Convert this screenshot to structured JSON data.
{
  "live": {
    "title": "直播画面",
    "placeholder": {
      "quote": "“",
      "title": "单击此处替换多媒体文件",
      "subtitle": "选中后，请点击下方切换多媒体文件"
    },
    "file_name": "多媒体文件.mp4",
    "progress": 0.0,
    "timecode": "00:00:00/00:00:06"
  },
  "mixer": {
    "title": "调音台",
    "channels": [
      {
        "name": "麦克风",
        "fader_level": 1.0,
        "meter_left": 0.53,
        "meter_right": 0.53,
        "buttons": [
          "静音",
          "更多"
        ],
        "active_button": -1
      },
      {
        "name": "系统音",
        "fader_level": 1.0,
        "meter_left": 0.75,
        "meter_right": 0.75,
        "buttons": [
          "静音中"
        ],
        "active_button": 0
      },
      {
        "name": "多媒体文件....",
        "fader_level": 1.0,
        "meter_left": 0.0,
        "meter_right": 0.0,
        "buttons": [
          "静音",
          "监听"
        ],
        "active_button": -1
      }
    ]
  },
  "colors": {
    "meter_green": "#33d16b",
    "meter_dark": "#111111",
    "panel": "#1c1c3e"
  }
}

____

*DIRECTION*.
Transcribe every record above exactly as it appears.

*RESPONSE TO THIS TASK*.
Convert this screenshot to structured JSON data.
{
  "live": {
    "title": "直播画面",
    "placeholder": {
      "quote": "“",
      "title": "单击此处替换多媒体文件",
      "subtitle": "选中后，请点击下方切换多媒体文件"
    },
    "file_name": "多媒体文件.mp4",
    "progress": 0.0,
    "timecode": "00:00:00/00:00:06"
  },
  "mixer": {
    "title": "调音台",
    "channels": [
      {
        "name": "麦克风",
        "fader_level": 1.0,
        "meter_left": 0.53,
        "meter_right": 0.53,
        "buttons": [
          "静音",
          "更多"
        ],
        "active_button": -1
      },
      {
        "name": "系统音",
        "fader_level": 1.0,
        "meter_left": 0.75,
        "meter_right": 0.75,
        "buttons": [
          "静音中"
        ],
        "active_button": 0
      },
      {
        "name": "多媒体文件....",
        "fader_level": 1.0,
        "meter_left": 0.0,
        "meter_right": 0.0,
        "buttons": [
          "静音",
          "监听"
        ],
        "active_button": -1
      }
    ]
  },
  "colors": {
    "meter_green": "#33d16b",
    "meter_dark": "#111111",
    "panel": "#1c1c3e"
  }
}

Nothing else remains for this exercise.